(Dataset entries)
-=-=-=-=-
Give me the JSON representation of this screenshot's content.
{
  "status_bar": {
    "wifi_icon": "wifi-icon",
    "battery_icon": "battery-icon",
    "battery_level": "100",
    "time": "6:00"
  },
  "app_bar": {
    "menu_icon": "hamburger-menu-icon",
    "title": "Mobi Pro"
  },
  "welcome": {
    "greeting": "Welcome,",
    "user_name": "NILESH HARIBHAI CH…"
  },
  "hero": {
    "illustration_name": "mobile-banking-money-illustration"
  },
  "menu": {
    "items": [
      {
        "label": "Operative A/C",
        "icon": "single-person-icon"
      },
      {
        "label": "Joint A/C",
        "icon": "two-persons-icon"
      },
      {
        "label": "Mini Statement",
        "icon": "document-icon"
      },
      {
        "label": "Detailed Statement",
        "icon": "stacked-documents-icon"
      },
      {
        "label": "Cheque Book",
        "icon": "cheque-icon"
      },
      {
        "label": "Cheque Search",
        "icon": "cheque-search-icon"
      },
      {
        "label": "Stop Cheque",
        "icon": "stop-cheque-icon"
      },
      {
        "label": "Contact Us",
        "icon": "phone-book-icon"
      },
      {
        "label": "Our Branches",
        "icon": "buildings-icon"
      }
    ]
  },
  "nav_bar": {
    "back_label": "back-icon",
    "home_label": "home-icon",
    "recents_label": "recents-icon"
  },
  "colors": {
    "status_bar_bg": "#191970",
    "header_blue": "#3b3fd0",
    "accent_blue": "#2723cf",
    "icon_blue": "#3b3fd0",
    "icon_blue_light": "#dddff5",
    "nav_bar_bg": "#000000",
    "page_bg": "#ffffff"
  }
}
-=-=-=-=-
To be done:
Repeat every entry word for word.

Result for this task:
Give me the JSON representation of this screenshot's content.
{
  "status_bar": {
    "wifi_icon": "wifi-icon",
    "battery_icon": "battery-icon",
    "battery_level": "100",
    "time": "6:00"
  },
  "app_bar": {
    "menu_icon": "hamburger-menu-icon",
    "title": "Mobi Pro"
  },
  "welcome": {
    "greeting": "Welcome,",
    "user_name": "NILESH HARIBHAI CH…"
  },
  "hero": {
    "illustration_name": "mobile-banking-money-illustration"
  },
  "menu": {
    "items": [
      {
        "label": "Operative A/C",
        "icon": "single-person-icon"
      },
      {
        "label": "Joint A/C",
        "icon": "two-persons-icon"
      },
      {
        "label": "Mini Statement",
        "icon": "document-icon"
      },
      {
        "label": "Detailed Statement",
        "icon": "stacked-documents-icon"
      },
      {
        "label": "Cheque Book",
        "icon": "cheque-icon"
      },
      {
        "label": "Cheque Search",
        "icon": "cheque-search-icon"
      },
      {
        "label": "Stop Cheque",
        "icon": "stop-cheque-icon"
      },
      {
        "label": "Contact Us",
        "icon": "phone-book-icon"
      },
      {
        "label": "Our Branches",
        "icon": "buildings-icon"
      }
    ]
  },
  "nav_bar": {
    "back_label": "back-icon",
    "home_label": "home-icon",
    "recents_label": "recents-icon"
  },
  "colors": {
    "status_bar_bg": "#191970",
    "header_blue": "#3b3fd0",
    "accent_blue": "#2723cf",
    "icon_blue": "#3b3fd0",
    "icon_blue_light": "#dddff5",
    "nav_bar_bg": "#000000",
    "page_bg": "#ffffff"
  }
}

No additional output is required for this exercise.